>> Begin Data section

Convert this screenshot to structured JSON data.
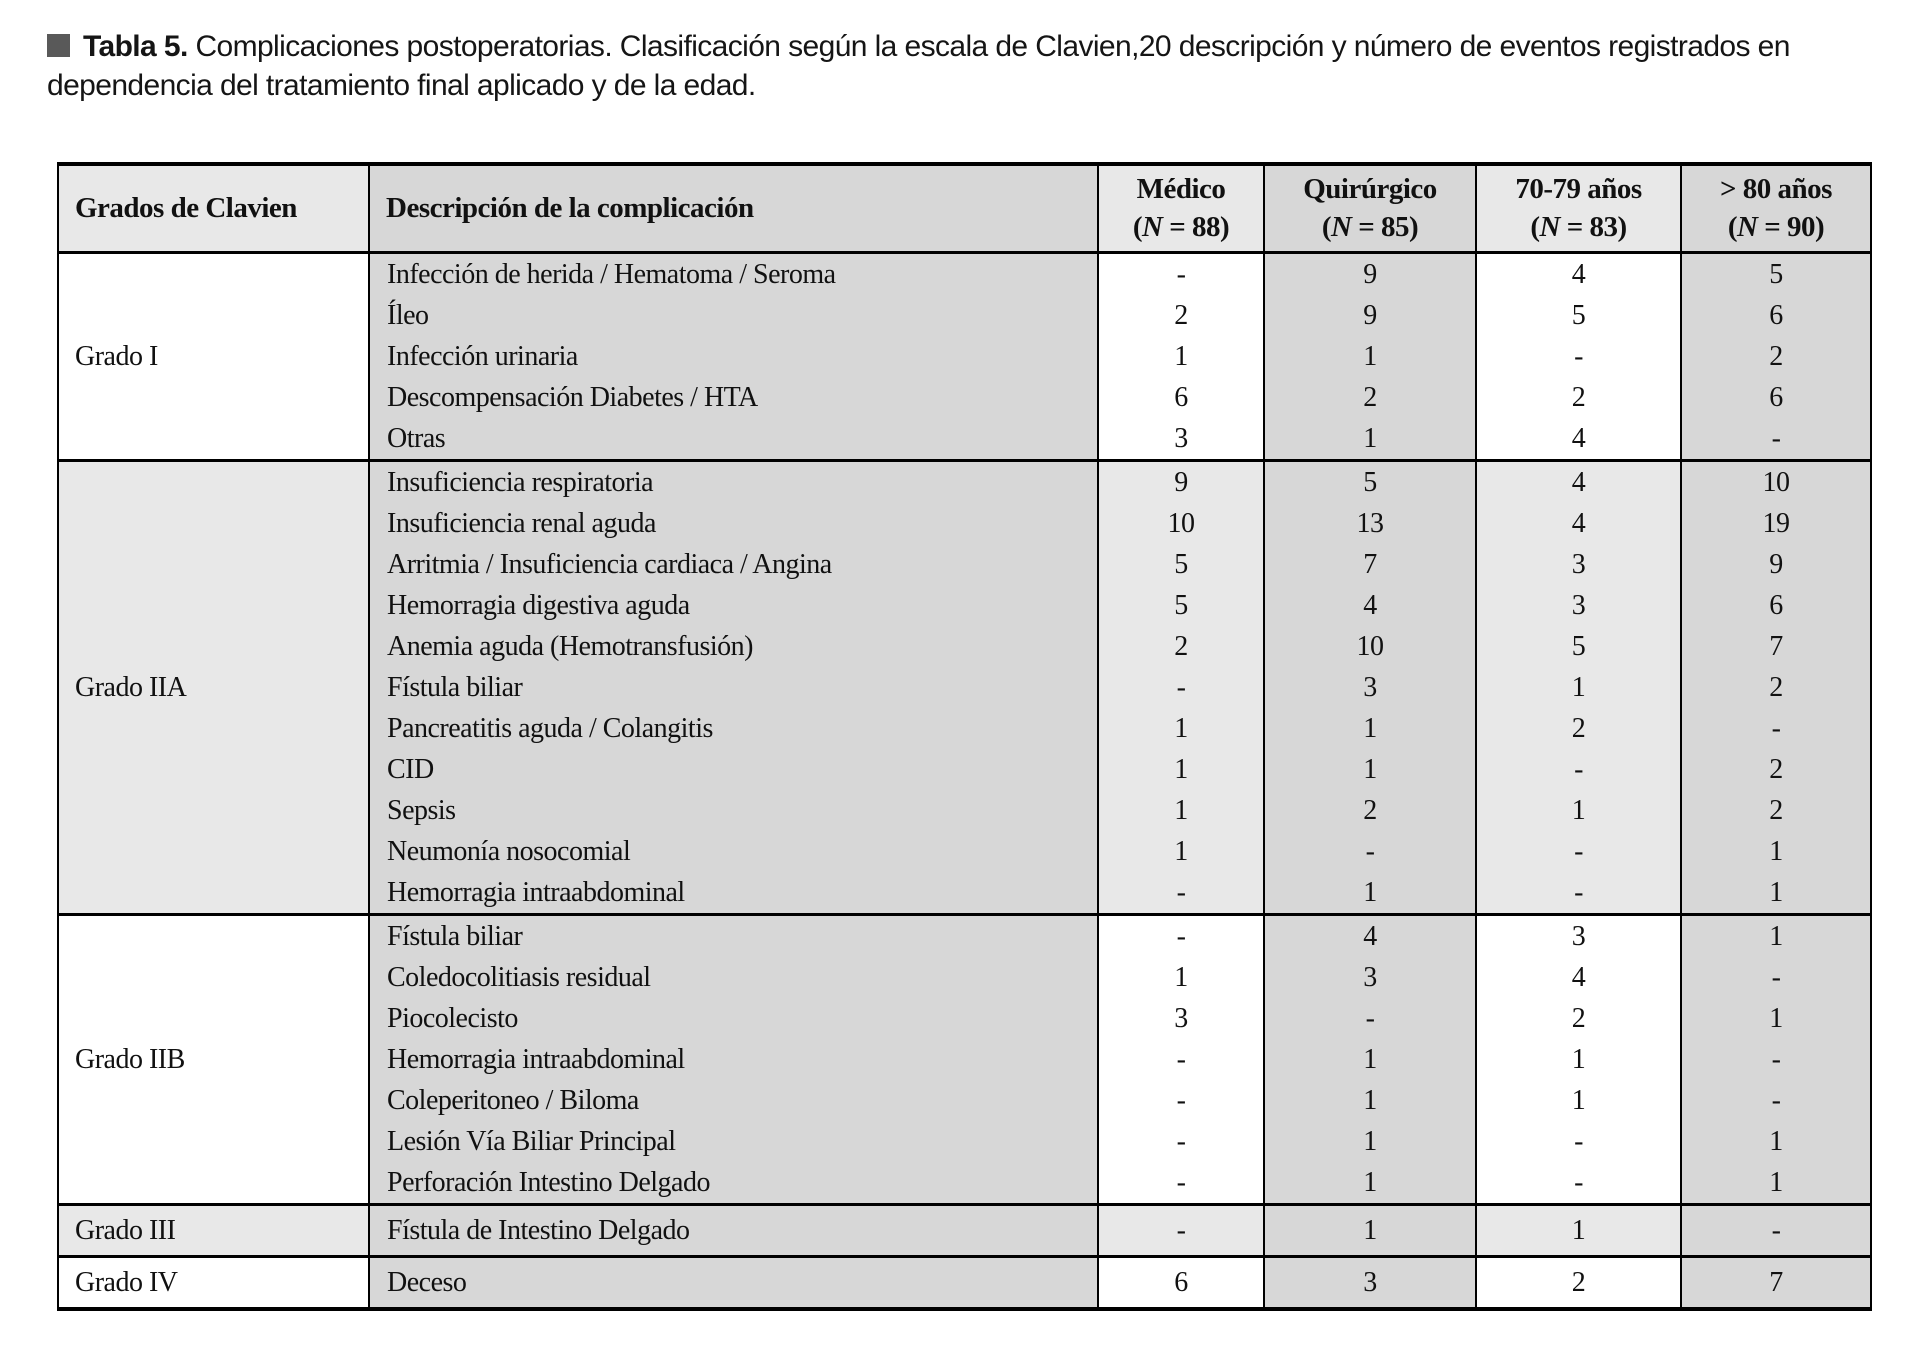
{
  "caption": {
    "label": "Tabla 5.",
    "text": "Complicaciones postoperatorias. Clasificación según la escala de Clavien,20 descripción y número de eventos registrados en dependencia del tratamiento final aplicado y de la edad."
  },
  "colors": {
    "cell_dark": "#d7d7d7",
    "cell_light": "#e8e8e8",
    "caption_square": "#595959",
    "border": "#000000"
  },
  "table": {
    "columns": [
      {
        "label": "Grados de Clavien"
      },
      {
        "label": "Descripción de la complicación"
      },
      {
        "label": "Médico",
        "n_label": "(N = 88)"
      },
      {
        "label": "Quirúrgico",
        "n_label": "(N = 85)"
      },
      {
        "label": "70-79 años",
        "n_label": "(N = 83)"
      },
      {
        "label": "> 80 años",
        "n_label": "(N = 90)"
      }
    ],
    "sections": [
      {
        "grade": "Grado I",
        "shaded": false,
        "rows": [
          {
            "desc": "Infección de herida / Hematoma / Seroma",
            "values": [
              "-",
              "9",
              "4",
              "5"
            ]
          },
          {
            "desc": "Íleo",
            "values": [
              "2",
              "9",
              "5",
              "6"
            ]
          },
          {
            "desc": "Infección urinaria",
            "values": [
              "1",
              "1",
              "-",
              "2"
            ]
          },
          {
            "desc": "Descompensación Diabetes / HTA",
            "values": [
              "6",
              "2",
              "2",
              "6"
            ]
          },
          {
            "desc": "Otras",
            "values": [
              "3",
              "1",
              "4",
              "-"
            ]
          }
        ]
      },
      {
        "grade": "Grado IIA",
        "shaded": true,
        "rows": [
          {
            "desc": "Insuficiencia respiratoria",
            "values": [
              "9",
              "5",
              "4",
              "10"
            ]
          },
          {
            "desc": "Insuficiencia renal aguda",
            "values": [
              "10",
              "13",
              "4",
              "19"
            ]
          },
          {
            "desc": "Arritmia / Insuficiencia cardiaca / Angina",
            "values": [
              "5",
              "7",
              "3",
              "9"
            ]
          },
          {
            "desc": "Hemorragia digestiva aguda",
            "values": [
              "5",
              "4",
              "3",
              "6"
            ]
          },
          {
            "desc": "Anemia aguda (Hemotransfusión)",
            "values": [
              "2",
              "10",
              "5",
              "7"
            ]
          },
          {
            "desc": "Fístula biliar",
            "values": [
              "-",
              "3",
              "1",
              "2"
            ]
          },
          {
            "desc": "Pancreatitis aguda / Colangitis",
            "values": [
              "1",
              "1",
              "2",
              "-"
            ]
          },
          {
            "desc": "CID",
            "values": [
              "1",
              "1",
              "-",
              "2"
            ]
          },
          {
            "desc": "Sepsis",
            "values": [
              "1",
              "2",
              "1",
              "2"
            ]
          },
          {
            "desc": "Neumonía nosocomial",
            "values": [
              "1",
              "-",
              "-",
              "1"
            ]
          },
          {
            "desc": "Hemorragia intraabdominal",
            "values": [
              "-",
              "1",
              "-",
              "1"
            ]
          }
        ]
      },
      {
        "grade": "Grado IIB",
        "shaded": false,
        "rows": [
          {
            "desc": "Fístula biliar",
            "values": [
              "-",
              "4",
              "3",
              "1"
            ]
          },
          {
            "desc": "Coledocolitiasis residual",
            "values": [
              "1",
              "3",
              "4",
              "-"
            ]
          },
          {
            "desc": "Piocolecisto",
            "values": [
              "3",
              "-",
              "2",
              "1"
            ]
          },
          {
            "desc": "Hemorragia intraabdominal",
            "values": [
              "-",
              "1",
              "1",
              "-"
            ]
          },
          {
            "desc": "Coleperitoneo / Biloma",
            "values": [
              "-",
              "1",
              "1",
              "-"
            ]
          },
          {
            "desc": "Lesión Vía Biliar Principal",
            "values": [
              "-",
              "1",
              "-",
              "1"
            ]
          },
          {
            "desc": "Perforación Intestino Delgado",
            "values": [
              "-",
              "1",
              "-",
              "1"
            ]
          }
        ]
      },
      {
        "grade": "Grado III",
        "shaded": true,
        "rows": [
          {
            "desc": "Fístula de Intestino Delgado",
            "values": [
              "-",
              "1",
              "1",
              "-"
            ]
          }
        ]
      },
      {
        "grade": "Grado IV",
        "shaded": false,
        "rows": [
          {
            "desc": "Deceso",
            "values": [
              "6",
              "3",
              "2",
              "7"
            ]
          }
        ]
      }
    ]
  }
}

>> End Data section

**Task instructions:**
Restate the listing above word for word, and skip the pictures.

**Result for this task:**
Convert this screenshot to structured JSON data.
{
  "caption": {
    "label": "Tabla 5.",
    "text": "Complicaciones postoperatorias. Clasificación según la escala de Clavien,20 descripción y número de eventos registrados en dependencia del tratamiento final aplicado y de la edad."
  },
  "colors": {
    "cell_dark": "#d7d7d7",
    "cell_light": "#e8e8e8",
    "caption_square": "#595959",
    "border": "#000000"
  },
  "table": {
    "columns": [
      {
        "label": "Grados de Clavien"
      },
      {
        "label": "Descripción de la complicación"
      },
      {
        "label": "Médico",
        "n_label": "(N = 88)"
      },
      {
        "label": "Quirúrgico",
        "n_label": "(N = 85)"
      },
      {
        "label": "70-79 años",
        "n_label": "(N = 83)"
      },
      {
        "label": "> 80 años",
        "n_label": "(N = 90)"
      }
    ],
    "sections": [
      {
        "grade": "Grado I",
        "shaded": false,
        "rows": [
          {
            "desc": "Infección de herida / Hematoma / Seroma",
            "values": [
              "-",
              "9",
              "4",
              "5"
            ]
          },
          {
            "desc": "Íleo",
            "values": [
              "2",
              "9",
              "5",
              "6"
            ]
          },
          {
            "desc": "Infección urinaria",
            "values": [
              "1",
              "1",
              "-",
              "2"
            ]
          },
          {
            "desc": "Descompensación Diabetes / HTA",
            "values": [
              "6",
              "2",
              "2",
              "6"
            ]
          },
          {
            "desc": "Otras",
            "values": [
              "3",
              "1",
              "4",
              "-"
            ]
          }
        ]
      },
      {
        "grade": "Grado IIA",
        "shaded": true,
        "rows": [
          {
            "desc": "Insuficiencia respiratoria",
            "values": [
              "9",
              "5",
              "4",
              "10"
            ]
          },
          {
            "desc": "Insuficiencia renal aguda",
            "values": [
              "10",
              "13",
              "4",
              "19"
            ]
          },
          {
            "desc": "Arritmia / Insuficiencia cardiaca / Angina",
            "values": [
              "5",
              "7",
              "3",
              "9"
            ]
          },
          {
            "desc": "Hemorragia digestiva aguda",
            "values": [
              "5",
              "4",
              "3",
              "6"
            ]
          },
          {
            "desc": "Anemia aguda (Hemotransfusión)",
            "values": [
              "2",
              "10",
              "5",
              "7"
            ]
          },
          {
            "desc": "Fístula biliar",
            "values": [
              "-",
              "3",
              "1",
              "2"
            ]
          },
          {
            "desc": "Pancreatitis aguda / Colangitis",
            "values": [
              "1",
              "1",
              "2",
              "-"
            ]
          },
          {
            "desc": "CID",
            "values": [
              "1",
              "1",
              "-",
              "2"
            ]
          },
          {
            "desc": "Sepsis",
            "values": [
              "1",
              "2",
              "1",
              "2"
            ]
          },
          {
            "desc": "Neumonía nosocomial",
            "values": [
              "1",
              "-",
              "-",
              "1"
            ]
          },
          {
            "desc": "Hemorragia intraabdominal",
            "values": [
              "-",
              "1",
              "-",
              "1"
            ]
          }
        ]
      },
      {
        "grade": "Grado IIB",
        "shaded": false,
        "rows": [
          {
            "desc": "Fístula biliar",
            "values": [
              "-",
              "4",
              "3",
              "1"
            ]
          },
          {
            "desc": "Coledocolitiasis residual",
            "values": [
              "1",
              "3",
              "4",
              "-"
            ]
          },
          {
            "desc": "Piocolecisto",
            "values": [
              "3",
              "-",
              "2",
              "1"
            ]
          },
          {
            "desc": "Hemorragia intraabdominal",
            "values": [
              "-",
              "1",
              "1",
              "-"
            ]
          },
          {
            "desc": "Coleperitoneo / Biloma",
            "values": [
              "-",
              "1",
              "1",
              "-"
            ]
          },
          {
            "desc": "Lesión Vía Biliar Principal",
            "values": [
              "-",
              "1",
              "-",
              "1"
            ]
          },
          {
            "desc": "Perforación Intestino Delgado",
            "values": [
              "-",
              "1",
              "-",
              "1"
            ]
          }
        ]
      },
      {
        "grade": "Grado III",
        "shaded": true,
        "rows": [
          {
            "desc": "Fístula de Intestino Delgado",
            "values": [
              "-",
              "1",
              "1",
              "-"
            ]
          }
        ]
      },
      {
        "grade": "Grado IV",
        "shaded": false,
        "rows": [
          {
            "desc": "Deceso",
            "values": [
              "6",
              "3",
              "2",
              "7"
            ]
          }
        ]
      }
    ]
  }
}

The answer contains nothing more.